──────── DATA SHOWN ────────

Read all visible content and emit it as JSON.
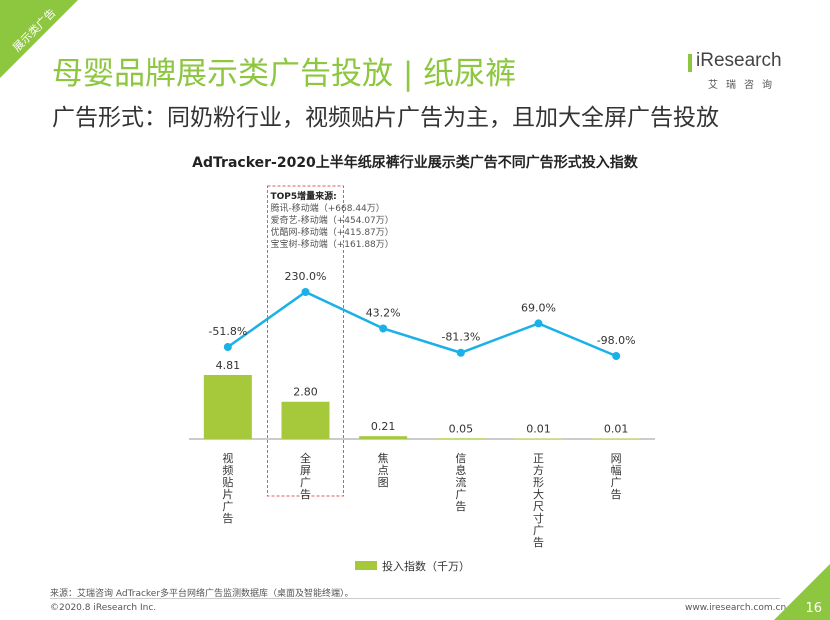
{
  "corner_tag": "展示类广告",
  "title": "母婴品牌展示类广告投放 | 纸尿裤",
  "subtitle": "广告形式：同奶粉行业，视频贴片广告为主，且加大全屏广告投放",
  "logo": {
    "name": "iResearch",
    "sub": "艾瑞咨询"
  },
  "note_lines": [
    "TOP5增量来源:",
    "腾讯-移动端（+668.44万）",
    "爱奇艺-移动端（+454.07万）",
    "优酷网-移动端（+415.87万）",
    "宝宝树-移动端（+161.88万）"
  ],
  "footer": {
    "source": "来源：艾瑞咨询 AdTracker多平台网络广告监测数据库（桌面及智能终端）。",
    "copyright": "©2020.8 iResearch Inc.",
    "site": "www.iresearch.com.cn",
    "page": "16"
  },
  "colors": {
    "bar": "#a5c93a",
    "line": "#1ab0e8",
    "accent": "#8dc63f"
  },
  "chart_data": {
    "type": "bar",
    "title": "AdTracker-2020上半年纸尿裤行业展示类广告不同广告形式投入指数",
    "categories": [
      "视频贴片广告",
      "全屏广告",
      "焦点图",
      "信息流广告",
      "正方形大尺寸广告",
      "网幅广告"
    ],
    "series": [
      {
        "name": "投入指数（千万）",
        "values": [
          4.81,
          2.8,
          0.21,
          0.05,
          0.01,
          0.01
        ],
        "labels": [
          "4.81",
          "2.80",
          "0.21",
          "0.05",
          "0.01",
          "0.01"
        ]
      }
    ],
    "growth_line": {
      "values": [
        -51.8,
        230.0,
        43.2,
        -81.3,
        69.0,
        -98.0
      ],
      "labels": [
        "-51.8%",
        "230.0%",
        "43.2%",
        "-81.3%",
        "69.0%",
        "-98.0%"
      ]
    },
    "bar_max": 4.81,
    "highlight_category_index": 1,
    "legend_position": "bottom",
    "grid": false
  }
}
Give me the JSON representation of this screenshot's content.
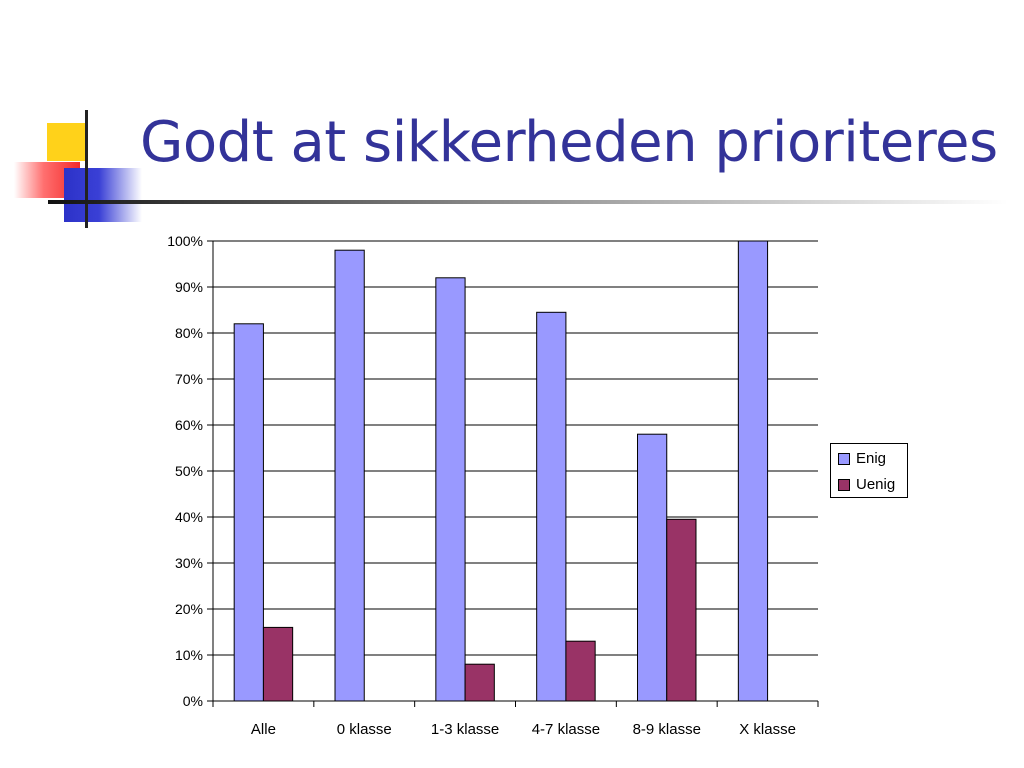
{
  "slide": {
    "title": "Godt at sikkerheden prioriteres"
  },
  "colors": {
    "title": "#333399",
    "deco_yellow": "#ffd21a",
    "deco_red": "#f22a2a",
    "deco_blue": "#2c32c8"
  },
  "chart_data": {
    "type": "bar",
    "categories": [
      "Alle",
      "0 klasse",
      "1-3 klasse",
      "4-7 klasse",
      "8-9 klasse",
      "X klasse"
    ],
    "series": [
      {
        "name": "Enig",
        "color": "#9999ff",
        "values": [
          82,
          98,
          92,
          84.5,
          58,
          100
        ]
      },
      {
        "name": "Uenig",
        "color": "#993366",
        "values": [
          16,
          0,
          8,
          13,
          39.5,
          0
        ]
      }
    ],
    "ylim": [
      0,
      100
    ],
    "y_ticks": [
      "0%",
      "10%",
      "20%",
      "30%",
      "40%",
      "50%",
      "60%",
      "70%",
      "80%",
      "90%",
      "100%"
    ],
    "grid": true,
    "legend_position": "right",
    "xlabel": "",
    "ylabel": ""
  }
}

────────

JOB:
Scan the material above for the word "艾瑞咨询". Copy each line where it occurs.

RESULT OF THE TASK:
    "sub": "艾瑞咨询"
    "source": "来源：艾瑞咨询 AdTracker多平台网络广告监测数据库（桌面及智能终端）。",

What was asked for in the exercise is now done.